* Input rows *
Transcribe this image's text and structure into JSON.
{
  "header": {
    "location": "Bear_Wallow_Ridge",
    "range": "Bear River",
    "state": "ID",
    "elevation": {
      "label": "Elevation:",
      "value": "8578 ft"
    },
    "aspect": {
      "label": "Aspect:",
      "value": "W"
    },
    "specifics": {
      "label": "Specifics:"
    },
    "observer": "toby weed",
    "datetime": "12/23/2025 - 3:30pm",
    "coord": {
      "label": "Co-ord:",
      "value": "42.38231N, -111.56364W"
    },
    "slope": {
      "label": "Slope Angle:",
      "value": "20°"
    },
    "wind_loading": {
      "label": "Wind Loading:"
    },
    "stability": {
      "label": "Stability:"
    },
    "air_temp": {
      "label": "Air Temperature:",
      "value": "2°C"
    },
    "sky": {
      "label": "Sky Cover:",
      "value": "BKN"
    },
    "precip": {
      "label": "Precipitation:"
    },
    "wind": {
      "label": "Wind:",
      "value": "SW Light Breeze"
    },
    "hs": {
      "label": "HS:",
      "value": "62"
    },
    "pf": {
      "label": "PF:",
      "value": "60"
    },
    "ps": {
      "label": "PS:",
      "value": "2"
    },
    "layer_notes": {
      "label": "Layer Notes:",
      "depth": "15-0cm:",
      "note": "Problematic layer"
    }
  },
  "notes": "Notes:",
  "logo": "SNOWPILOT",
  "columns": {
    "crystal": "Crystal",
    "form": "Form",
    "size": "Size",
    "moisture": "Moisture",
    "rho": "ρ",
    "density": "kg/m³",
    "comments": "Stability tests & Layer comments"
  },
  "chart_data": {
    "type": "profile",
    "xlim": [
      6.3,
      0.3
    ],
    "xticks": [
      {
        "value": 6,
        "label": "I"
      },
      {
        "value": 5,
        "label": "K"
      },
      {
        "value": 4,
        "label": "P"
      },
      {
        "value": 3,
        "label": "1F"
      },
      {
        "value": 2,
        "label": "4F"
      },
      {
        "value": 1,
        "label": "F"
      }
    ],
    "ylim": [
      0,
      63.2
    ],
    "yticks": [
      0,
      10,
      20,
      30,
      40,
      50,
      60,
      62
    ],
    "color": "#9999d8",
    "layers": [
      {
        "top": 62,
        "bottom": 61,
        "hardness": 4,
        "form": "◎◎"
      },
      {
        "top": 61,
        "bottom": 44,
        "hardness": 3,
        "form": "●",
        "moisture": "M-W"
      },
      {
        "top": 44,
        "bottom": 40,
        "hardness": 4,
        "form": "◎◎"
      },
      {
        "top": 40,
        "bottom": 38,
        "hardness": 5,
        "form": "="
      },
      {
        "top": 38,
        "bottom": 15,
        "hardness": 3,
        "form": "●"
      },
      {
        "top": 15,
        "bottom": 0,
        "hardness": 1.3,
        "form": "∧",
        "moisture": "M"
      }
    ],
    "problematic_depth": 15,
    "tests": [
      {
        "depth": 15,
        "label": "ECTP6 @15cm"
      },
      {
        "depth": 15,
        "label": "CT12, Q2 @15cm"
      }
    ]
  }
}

* Exercise *
Search the entries for the string "tests" and collect each line that has it.

* Answer for this exercise *
    "comments": "Stability tests & Layer comments"
    "tests": [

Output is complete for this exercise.